▶ Given problem: Look for the string "this" in the lines and copy each line that has it.

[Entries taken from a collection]
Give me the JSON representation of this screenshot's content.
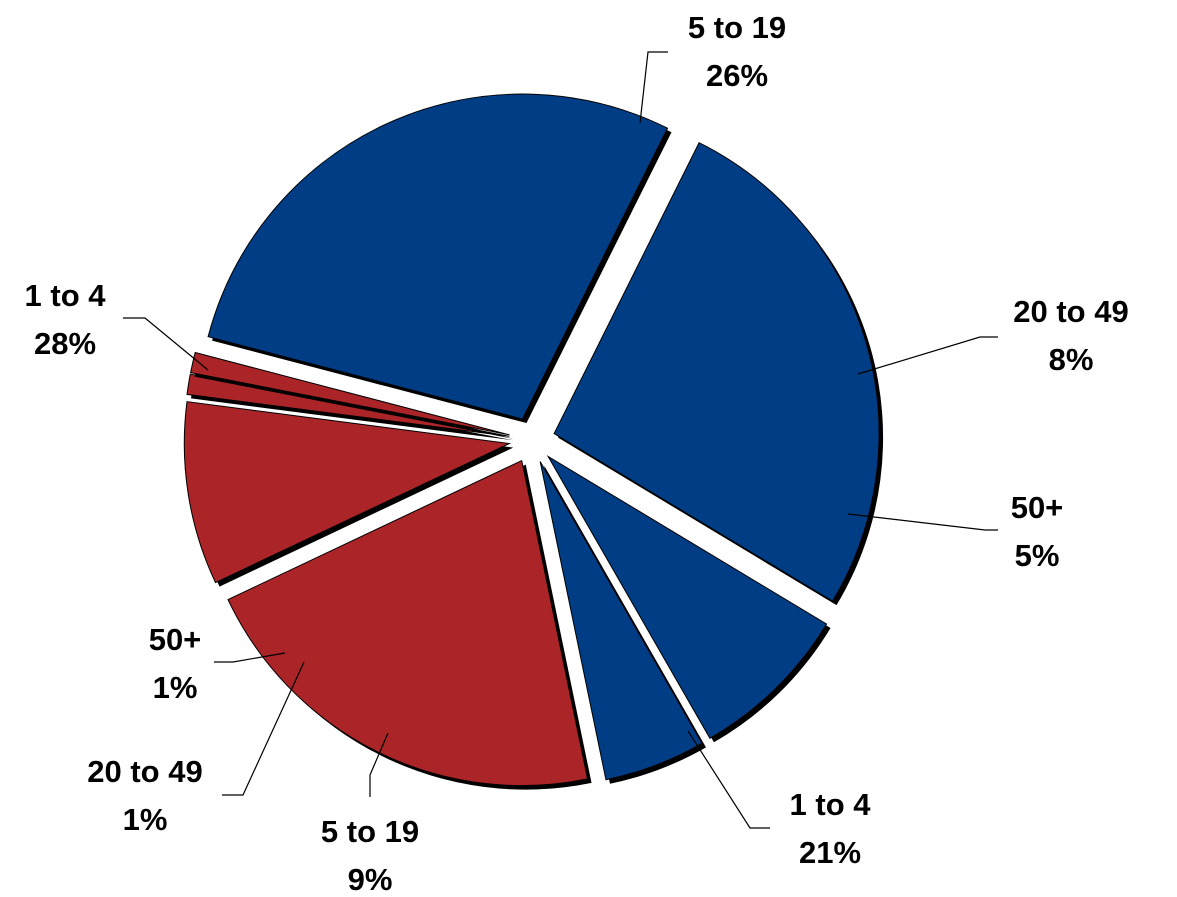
{
  "chart_data": {
    "type": "pie",
    "title": "",
    "exploded": true,
    "start_angle_deg": 26.5,
    "direction": "clockwise",
    "slices": [
      {
        "label": "5 to 19",
        "pct_text": "26%",
        "value": 26,
        "color": "#003D85"
      },
      {
        "label": "20 to 49",
        "pct_text": "8%",
        "value": 8,
        "color": "#003D85"
      },
      {
        "label": "50+",
        "pct_text": "5%",
        "value": 5,
        "color": "#003D85"
      },
      {
        "label": "1 to 4",
        "pct_text": "21%",
        "value": 21,
        "color": "#AA2428"
      },
      {
        "label": "5 to 19",
        "pct_text": "9%",
        "value": 9,
        "color": "#AA2428"
      },
      {
        "label": "20 to 49",
        "pct_text": "1%",
        "value": 1,
        "color": "#AA2428"
      },
      {
        "label": "50+",
        "pct_text": "1%",
        "value": 1,
        "color": "#AA2428"
      },
      {
        "label": "1 to 4",
        "pct_text": "28%",
        "value": 28,
        "color": "#003D85"
      }
    ]
  }
}
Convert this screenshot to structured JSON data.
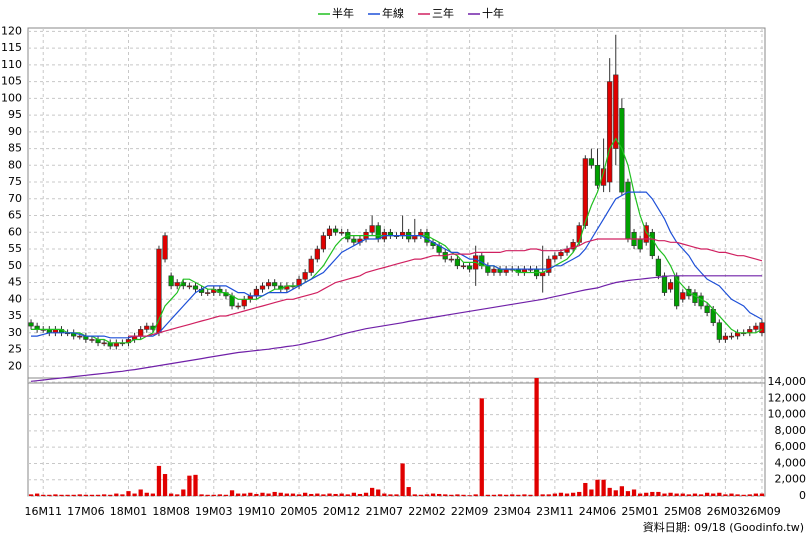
{
  "chart_data": {
    "type": "candlestick",
    "categories": [
      null,
      null,
      "16M11",
      null,
      null,
      null,
      null,
      null,
      null,
      "17M06",
      null,
      null,
      null,
      null,
      null,
      null,
      "18M01",
      null,
      null,
      null,
      null,
      null,
      null,
      "18M08",
      null,
      null,
      null,
      null,
      null,
      null,
      "19M03",
      null,
      null,
      null,
      null,
      null,
      null,
      "19M10",
      null,
      null,
      null,
      null,
      null,
      null,
      "20M05",
      null,
      null,
      null,
      null,
      null,
      null,
      "20M12",
      null,
      null,
      null,
      null,
      null,
      null,
      "21M07",
      null,
      null,
      null,
      null,
      null,
      null,
      "22M02",
      null,
      null,
      null,
      null,
      null,
      null,
      "22M09",
      null,
      null,
      null,
      null,
      null,
      null,
      "23M04",
      null,
      null,
      null,
      null,
      null,
      null,
      "23M11",
      null,
      null,
      null,
      null,
      null,
      null,
      "24M06",
      null,
      null,
      null,
      null,
      null,
      null,
      "25M01",
      null,
      null,
      null,
      null,
      null,
      null,
      "25M08",
      null,
      null,
      null,
      null,
      null,
      null,
      "26M03",
      null,
      null,
      null,
      null,
      null,
      "26M09"
    ],
    "open": [
      33,
      32,
      31,
      31,
      30,
      31,
      30,
      30,
      29,
      29,
      28,
      28,
      27,
      27,
      26,
      27,
      27,
      28,
      29,
      31,
      32,
      30,
      52,
      47,
      44,
      45,
      44,
      44,
      43,
      42,
      42,
      43,
      42,
      41,
      38,
      38,
      40,
      41,
      43,
      44,
      45,
      44,
      43,
      44,
      44,
      46,
      48,
      52,
      55,
      59,
      61,
      60,
      60,
      58,
      57,
      58,
      60,
      62,
      58,
      60,
      59,
      59,
      60,
      58,
      59,
      60,
      57,
      56,
      54,
      52,
      52,
      50,
      50,
      49,
      53,
      50,
      48,
      49,
      48,
      49,
      49,
      48,
      49,
      49,
      47,
      48,
      52,
      53,
      54,
      55,
      57,
      62,
      82,
      80,
      74,
      75,
      85,
      97,
      75,
      60,
      58,
      57,
      60,
      52,
      47,
      43,
      47,
      40,
      43,
      42,
      41,
      38,
      37,
      33,
      28,
      29,
      29,
      30,
      30,
      31,
      30
    ],
    "high": [
      34,
      33,
      32,
      32,
      32,
      32,
      31,
      31,
      30,
      30,
      29,
      29,
      28,
      28,
      28,
      28,
      29,
      30,
      32,
      33,
      33,
      56,
      60,
      48,
      46,
      46,
      45,
      45,
      44,
      43,
      44,
      44,
      43,
      42,
      39,
      41,
      42,
      44,
      45,
      46,
      46,
      45,
      45,
      45,
      47,
      49,
      53,
      56,
      60,
      62,
      62,
      61,
      61,
      59,
      59,
      61,
      65,
      63,
      61,
      61,
      60,
      65,
      61,
      64,
      61,
      61,
      58,
      57,
      55,
      53,
      53,
      51,
      51,
      56,
      54,
      51,
      50,
      50,
      50,
      50,
      50,
      50,
      50,
      50,
      56,
      53,
      54,
      55,
      56,
      58,
      63,
      83,
      85,
      85,
      88,
      112,
      119,
      100,
      76,
      61,
      59,
      63,
      61,
      53,
      48,
      46,
      48,
      43,
      44,
      43,
      42,
      39,
      38,
      34,
      30,
      30,
      31,
      31,
      32,
      33,
      34
    ],
    "low": [
      31,
      30,
      30,
      29,
      29,
      29,
      29,
      28,
      28,
      27,
      27,
      26,
      26,
      25,
      25,
      26,
      26,
      27,
      28,
      30,
      30,
      29,
      51,
      43,
      43,
      43,
      43,
      42,
      41,
      41,
      41,
      41,
      40,
      37,
      37,
      37,
      39,
      40,
      42,
      43,
      43,
      42,
      42,
      43,
      43,
      45,
      47,
      51,
      54,
      58,
      59,
      59,
      57,
      56,
      56,
      57,
      59,
      57,
      57,
      58,
      58,
      58,
      57,
      57,
      58,
      56,
      55,
      53,
      51,
      51,
      49,
      49,
      48,
      44,
      49,
      47,
      47,
      47,
      47,
      48,
      47,
      47,
      48,
      46,
      42,
      47,
      51,
      52,
      53,
      54,
      56,
      61,
      79,
      73,
      72,
      72,
      80,
      71,
      57,
      55,
      54,
      56,
      52,
      46,
      41,
      42,
      37,
      39,
      40,
      38,
      37,
      35,
      32,
      27,
      27,
      28,
      28,
      29,
      29,
      30,
      29
    ],
    "close": [
      32,
      31,
      31,
      30,
      31,
      30,
      30,
      29,
      29,
      28,
      28,
      27,
      27,
      26,
      27,
      27,
      28,
      29,
      31,
      32,
      31,
      55,
      59,
      44,
      45,
      44,
      44,
      43,
      42,
      42,
      43,
      42,
      41,
      38,
      38,
      40,
      41,
      43,
      44,
      45,
      44,
      43,
      44,
      44,
      46,
      48,
      52,
      55,
      59,
      61,
      60,
      60,
      58,
      57,
      58,
      60,
      62,
      58,
      60,
      59,
      59,
      60,
      58,
      59,
      60,
      57,
      56,
      54,
      52,
      52,
      50,
      50,
      49,
      53,
      50,
      48,
      49,
      48,
      49,
      49,
      48,
      49,
      49,
      47,
      48,
      52,
      53,
      54,
      55,
      57,
      62,
      82,
      80,
      74,
      79,
      105,
      107,
      72,
      58,
      56,
      55,
      62,
      53,
      47,
      42,
      45,
      38,
      42,
      41,
      39,
      38,
      36,
      33,
      28,
      29,
      29,
      30,
      30,
      31,
      32,
      33
    ],
    "up_color": "#e00000",
    "down_color": "#00a000",
    "ylim": [
      15,
      121
    ],
    "yticks": [
      20,
      25,
      30,
      35,
      40,
      45,
      50,
      55,
      60,
      65,
      70,
      75,
      80,
      85,
      90,
      95,
      100,
      105,
      110,
      115,
      120
    ],
    "grid": true,
    "legend": "top",
    "series": [
      {
        "name": "半年",
        "color": "#20c020",
        "values": [
          31,
          31,
          31,
          31,
          31,
          31,
          30,
          30,
          30,
          29,
          29,
          28,
          28,
          27,
          27,
          27,
          27,
          28,
          28,
          29,
          30,
          34,
          38,
          40,
          42,
          46,
          46,
          45,
          44,
          43,
          43,
          42,
          42,
          41,
          40,
          40,
          40,
          40,
          41,
          42,
          43,
          43,
          44,
          44,
          44,
          45,
          46,
          48,
          50,
          53,
          56,
          58,
          59,
          59,
          59,
          59,
          59,
          59,
          59,
          59,
          59,
          59,
          59,
          59,
          59,
          59,
          58,
          57,
          56,
          54,
          53,
          51,
          51,
          51,
          50,
          50,
          50,
          49,
          49,
          49,
          48,
          48,
          48,
          48,
          48,
          49,
          50,
          51,
          52,
          54,
          57,
          63,
          68,
          72,
          78,
          85,
          88,
          85,
          80,
          72,
          65,
          60,
          58,
          55,
          53,
          50,
          46,
          44,
          42,
          41,
          40,
          39,
          37,
          35,
          33,
          31,
          30,
          30,
          30,
          30,
          31
        ]
      },
      {
        "name": "年線",
        "color": "#1e50d8",
        "values": [
          29,
          29,
          29.5,
          30,
          30,
          30,
          30,
          30,
          29.5,
          29,
          29,
          29,
          29,
          28.5,
          28.5,
          28.5,
          28.5,
          29,
          29,
          29,
          29,
          30,
          32,
          34,
          36,
          38,
          40,
          42,
          43,
          44,
          44,
          44,
          44,
          43,
          42,
          42,
          41,
          41,
          41,
          42,
          42,
          42,
          42,
          43,
          44,
          45,
          46,
          47,
          48,
          50,
          52,
          54,
          55,
          56,
          57,
          58,
          58,
          58,
          59,
          59,
          59,
          59,
          59,
          59,
          59,
          58,
          57,
          56,
          55,
          54,
          54,
          53,
          52,
          52,
          51,
          50,
          50,
          49,
          49,
          49,
          49,
          49,
          49,
          49,
          49,
          49,
          50,
          50,
          51,
          52,
          53,
          55,
          58,
          61,
          64,
          67,
          70,
          71,
          72,
          72,
          72,
          72,
          70,
          67,
          64,
          60,
          57,
          55,
          53,
          50,
          48,
          46,
          45,
          44,
          42,
          40,
          39,
          38,
          36,
          35,
          34
        ]
      },
      {
        "name": "三年",
        "color": "#d02060",
        "values": [
          null,
          null,
          null,
          null,
          null,
          null,
          null,
          null,
          null,
          null,
          null,
          null,
          null,
          null,
          null,
          null,
          29,
          29,
          29,
          29,
          29.5,
          30,
          30.5,
          31,
          31.5,
          32,
          32.5,
          33,
          33.5,
          34,
          34.5,
          35,
          35,
          35.5,
          36,
          36.5,
          37,
          37.5,
          38,
          38.5,
          39,
          39.5,
          40,
          40,
          40.5,
          41,
          41.5,
          42,
          43,
          44,
          45,
          45.5,
          46,
          46.5,
          47,
          48,
          48.5,
          49,
          49.5,
          50,
          50.5,
          51,
          51.5,
          52,
          52,
          52.5,
          53,
          53,
          53,
          53.5,
          53.5,
          53.5,
          53.5,
          54,
          54,
          54,
          54,
          54,
          54.5,
          54.5,
          54.5,
          54.5,
          55,
          55,
          54.5,
          54.5,
          54.5,
          54.5,
          55,
          55.5,
          56,
          57,
          57.5,
          58,
          58,
          58,
          58,
          58,
          58,
          58,
          58,
          58,
          58,
          57.5,
          57.5,
          57,
          57,
          56.5,
          56,
          55.5,
          55,
          55,
          54.5,
          54,
          54,
          53.5,
          53,
          53,
          52.5,
          52,
          51.5
        ]
      },
      {
        "name": "十年",
        "color": "#7020a8",
        "values": [
          15.5,
          15.7,
          15.9,
          16.1,
          16.3,
          16.5,
          16.7,
          16.9,
          17.1,
          17.3,
          17.5,
          17.7,
          17.9,
          18.1,
          18.3,
          18.5,
          18.8,
          19,
          19.3,
          19.6,
          19.9,
          20.2,
          20.5,
          20.8,
          21.1,
          21.4,
          21.7,
          22,
          22.3,
          22.6,
          22.9,
          23.2,
          23.5,
          23.8,
          24.1,
          24.3,
          24.5,
          24.7,
          24.9,
          25.1,
          25.4,
          25.6,
          25.9,
          26.1,
          26.4,
          26.8,
          27.2,
          27.6,
          28,
          28.5,
          29,
          29.5,
          30,
          30.4,
          30.8,
          31.2,
          31.5,
          31.8,
          32.1,
          32.4,
          32.7,
          33,
          33.4,
          33.7,
          34,
          34.3,
          34.6,
          34.9,
          35.2,
          35.5,
          35.8,
          36.1,
          36.4,
          36.7,
          37,
          37.3,
          37.6,
          37.9,
          38.2,
          38.5,
          38.8,
          39.1,
          39.4,
          39.7,
          40,
          40.4,
          40.8,
          41.2,
          41.6,
          42,
          42.4,
          42.8,
          43.1,
          43.4,
          44,
          44.5,
          45,
          45.3,
          45.6,
          45.8,
          46,
          46.2,
          46.4,
          46.6,
          46.8,
          47,
          47,
          47,
          47,
          47,
          47,
          47,
          47,
          47,
          47,
          47,
          47,
          47,
          47,
          47,
          47
        ]
      }
    ],
    "volume": {
      "color": "#e00000",
      "ylim": [
        0,
        14500
      ],
      "yticks": [
        0,
        {
          "value": 2000,
          "label": "2,000"
        },
        {
          "value": 4000,
          "label": "4,000"
        },
        {
          "value": 6000,
          "label": "6,000"
        },
        {
          "value": 8000,
          "label": "8,000"
        },
        {
          "value": 10000,
          "label": "10,000"
        },
        {
          "value": 12000,
          "label": "12,000"
        },
        {
          "value": 14000,
          "label": "14,000"
        }
      ],
      "values": [
        200,
        300,
        150,
        150,
        200,
        150,
        150,
        150,
        200,
        150,
        150,
        150,
        200,
        150,
        300,
        200,
        600,
        300,
        800,
        400,
        300,
        3700,
        2700,
        300,
        200,
        800,
        2500,
        2600,
        200,
        150,
        150,
        200,
        150,
        700,
        300,
        300,
        400,
        250,
        400,
        300,
        500,
        400,
        300,
        300,
        200,
        400,
        250,
        300,
        200,
        300,
        250,
        300,
        200,
        400,
        250,
        400,
        1000,
        800,
        300,
        200,
        200,
        4000,
        1100,
        200,
        150,
        200,
        300,
        250,
        200,
        150,
        200,
        150,
        100,
        200,
        12000,
        150,
        150,
        200,
        150,
        200,
        150,
        200,
        150,
        14500,
        200,
        200,
        300,
        400,
        300,
        400,
        500,
        1600,
        800,
        2000,
        2000,
        1000,
        700,
        1200,
        600,
        800,
        300,
        400,
        500,
        500,
        300,
        400,
        300,
        300,
        200,
        300,
        200,
        400,
        300,
        400,
        200,
        300,
        200,
        150,
        200,
        300,
        300
      ]
    },
    "footnote": "資料日期: 09/18 (Goodinfo.tw)"
  }
}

▶ Written answer:
Give me the JSON representation of this screenshot's content.
Convert this screenshot to structured JSON data.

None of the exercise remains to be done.